Set down the full listing exactly, character for character.

* start Given data *

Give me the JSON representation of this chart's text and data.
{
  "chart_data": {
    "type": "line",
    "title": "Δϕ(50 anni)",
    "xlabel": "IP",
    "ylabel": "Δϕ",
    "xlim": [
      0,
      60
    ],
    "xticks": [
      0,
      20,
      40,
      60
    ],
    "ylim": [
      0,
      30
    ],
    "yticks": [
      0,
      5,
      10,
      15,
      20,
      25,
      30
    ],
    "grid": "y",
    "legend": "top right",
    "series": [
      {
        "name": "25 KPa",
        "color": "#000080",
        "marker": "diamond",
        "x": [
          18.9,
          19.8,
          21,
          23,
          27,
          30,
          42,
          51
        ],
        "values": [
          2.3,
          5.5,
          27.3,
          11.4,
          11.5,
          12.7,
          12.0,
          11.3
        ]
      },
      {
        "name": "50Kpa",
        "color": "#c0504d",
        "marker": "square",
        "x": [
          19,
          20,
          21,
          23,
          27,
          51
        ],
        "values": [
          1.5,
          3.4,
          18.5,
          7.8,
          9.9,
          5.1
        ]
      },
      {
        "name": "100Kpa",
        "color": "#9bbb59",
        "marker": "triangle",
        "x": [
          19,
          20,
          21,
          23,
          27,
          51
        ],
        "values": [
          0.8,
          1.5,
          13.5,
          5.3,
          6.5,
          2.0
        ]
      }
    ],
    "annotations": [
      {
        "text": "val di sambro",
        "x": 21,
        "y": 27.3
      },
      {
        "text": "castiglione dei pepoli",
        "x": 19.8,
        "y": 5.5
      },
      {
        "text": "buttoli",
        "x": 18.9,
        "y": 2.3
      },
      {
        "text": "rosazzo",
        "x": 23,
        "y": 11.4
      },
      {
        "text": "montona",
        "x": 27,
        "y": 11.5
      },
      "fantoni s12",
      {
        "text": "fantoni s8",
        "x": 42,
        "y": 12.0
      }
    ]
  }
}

* end Given data *

**Exercise solution:**
Give me the JSON representation of this chart's text and data.
{
  "chart_data": {
    "type": "line",
    "title": "Δϕ(50 anni)",
    "xlabel": "IP",
    "ylabel": "Δϕ",
    "xlim": [
      0,
      60
    ],
    "xticks": [
      0,
      20,
      40,
      60
    ],
    "ylim": [
      0,
      30
    ],
    "yticks": [
      0,
      5,
      10,
      15,
      20,
      25,
      30
    ],
    "grid": "y",
    "legend": "top right",
    "series": [
      {
        "name": "25 KPa",
        "color": "#000080",
        "marker": "diamond",
        "x": [
          18.9,
          19.8,
          21,
          23,
          27,
          30,
          42,
          51
        ],
        "values": [
          2.3,
          5.5,
          27.3,
          11.4,
          11.5,
          12.7,
          12.0,
          11.3
        ]
      },
      {
        "name": "50Kpa",
        "color": "#c0504d",
        "marker": "square",
        "x": [
          19,
          20,
          21,
          23,
          27,
          51
        ],
        "values": [
          1.5,
          3.4,
          18.5,
          7.8,
          9.9,
          5.1
        ]
      },
      {
        "name": "100Kpa",
        "color": "#9bbb59",
        "marker": "triangle",
        "x": [
          19,
          20,
          21,
          23,
          27,
          51
        ],
        "values": [
          0.8,
          1.5,
          13.5,
          5.3,
          6.5,
          2.0
        ]
      }
    ],
    "annotations": [
      {
        "text": "val di sambro",
        "x": 21,
        "y": 27.3
      },
      {
        "text": "castiglione dei pepoli",
        "x": 19.8,
        "y": 5.5
      },
      {
        "text": "buttoli",
        "x": 18.9,
        "y": 2.3
      },
      {
        "text": "rosazzo",
        "x": 23,
        "y": 11.4
      },
      {
        "text": "montona",
        "x": 27,
        "y": 11.5
      },
      "fantoni s12",
      {
        "text": "fantoni s8",
        "x": 42,
        "y": 12.0
      }
    ]
  }
}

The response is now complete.